begin

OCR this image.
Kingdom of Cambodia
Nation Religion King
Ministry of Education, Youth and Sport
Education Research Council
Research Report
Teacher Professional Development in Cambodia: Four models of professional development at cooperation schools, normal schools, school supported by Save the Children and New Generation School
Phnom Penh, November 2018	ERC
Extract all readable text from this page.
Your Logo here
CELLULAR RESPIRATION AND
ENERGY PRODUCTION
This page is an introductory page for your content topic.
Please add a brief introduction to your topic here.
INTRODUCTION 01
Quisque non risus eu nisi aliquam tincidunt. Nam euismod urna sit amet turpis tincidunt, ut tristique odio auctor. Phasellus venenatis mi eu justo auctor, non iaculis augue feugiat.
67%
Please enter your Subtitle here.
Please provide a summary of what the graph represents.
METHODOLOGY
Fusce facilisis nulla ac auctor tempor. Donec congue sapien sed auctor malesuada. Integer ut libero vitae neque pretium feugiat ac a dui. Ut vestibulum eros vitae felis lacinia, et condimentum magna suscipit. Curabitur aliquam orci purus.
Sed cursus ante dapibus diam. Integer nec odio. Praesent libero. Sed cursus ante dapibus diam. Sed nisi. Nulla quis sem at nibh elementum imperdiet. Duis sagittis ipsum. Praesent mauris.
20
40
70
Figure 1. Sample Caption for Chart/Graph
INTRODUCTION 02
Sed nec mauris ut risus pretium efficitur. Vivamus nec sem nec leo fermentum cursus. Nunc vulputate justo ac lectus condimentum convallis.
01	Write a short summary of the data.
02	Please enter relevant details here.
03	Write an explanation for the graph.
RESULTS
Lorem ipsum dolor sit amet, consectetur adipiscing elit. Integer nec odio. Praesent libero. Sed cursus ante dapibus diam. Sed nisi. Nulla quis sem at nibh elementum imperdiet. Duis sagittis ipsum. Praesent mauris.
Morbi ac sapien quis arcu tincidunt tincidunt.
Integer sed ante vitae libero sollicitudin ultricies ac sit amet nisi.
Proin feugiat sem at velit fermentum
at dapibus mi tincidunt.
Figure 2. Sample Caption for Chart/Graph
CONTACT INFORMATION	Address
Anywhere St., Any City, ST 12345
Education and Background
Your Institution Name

end

#### [Stated task]
Restate the records, all of them, precisely as written.

#### [Correct response]
OCR this image.
Kingdom of Cambodia
Nation Religion King
Ministry of Education, Youth and Sport
Education Research Council
Research Report
Teacher Professional Development in Cambodia: Four models of professional development at cooperation schools, normal schools, school supported by Save the Children and New Generation School
Phnom Penh, November 2018	ERC
Extract all readable text from this page.
Your Logo here
CELLULAR RESPIRATION AND
ENERGY PRODUCTION
This page is an introductory page for your content topic.
Please add a brief introduction to your topic here.
INTRODUCTION 01
Quisque non risus eu nisi aliquam tincidunt. Nam euismod urna sit amet turpis tincidunt, ut tristique odio auctor. Phasellus venenatis mi eu justo auctor, non iaculis augue feugiat.
67%
Please enter your Subtitle here.
Please provide a summary of what the graph represents.
METHODOLOGY
Fusce facilisis nulla ac auctor tempor. Donec congue sapien sed auctor malesuada. Integer ut libero vitae neque pretium feugiat ac a dui. Ut vestibulum eros vitae felis lacinia, et condimentum magna suscipit. Curabitur aliquam orci purus.
Sed cursus ante dapibus diam. Integer nec odio. Praesent libero. Sed cursus ante dapibus diam. Sed nisi. Nulla quis sem at nibh elementum imperdiet. Duis sagittis ipsum. Praesent mauris.
20
40
70
Figure 1. Sample Caption for Chart/Graph
INTRODUCTION 02
Sed nec mauris ut risus pretium efficitur. Vivamus nec sem nec leo fermentum cursus. Nunc vulputate justo ac lectus condimentum convallis.
01	Write a short summary of the data.
02	Please enter relevant details here.
03	Write an explanation for the graph.
RESULTS
Lorem ipsum dolor sit amet, consectetur adipiscing elit. Integer nec odio. Praesent libero. Sed cursus ante dapibus diam. Sed nisi. Nulla quis sem at nibh elementum imperdiet. Duis sagittis ipsum. Praesent mauris.
Morbi ac sapien quis arcu tincidunt tincidunt.
Integer sed ante vitae libero sollicitudin ultricies ac sit amet nisi.
Proin feugiat sem at velit fermentum
at dapibus mi tincidunt.
Figure 2. Sample Caption for Chart/Graph
CONTACT INFORMATION	Address
Anywhere St., Any City, ST 12345
Education and Background
Your Institution Name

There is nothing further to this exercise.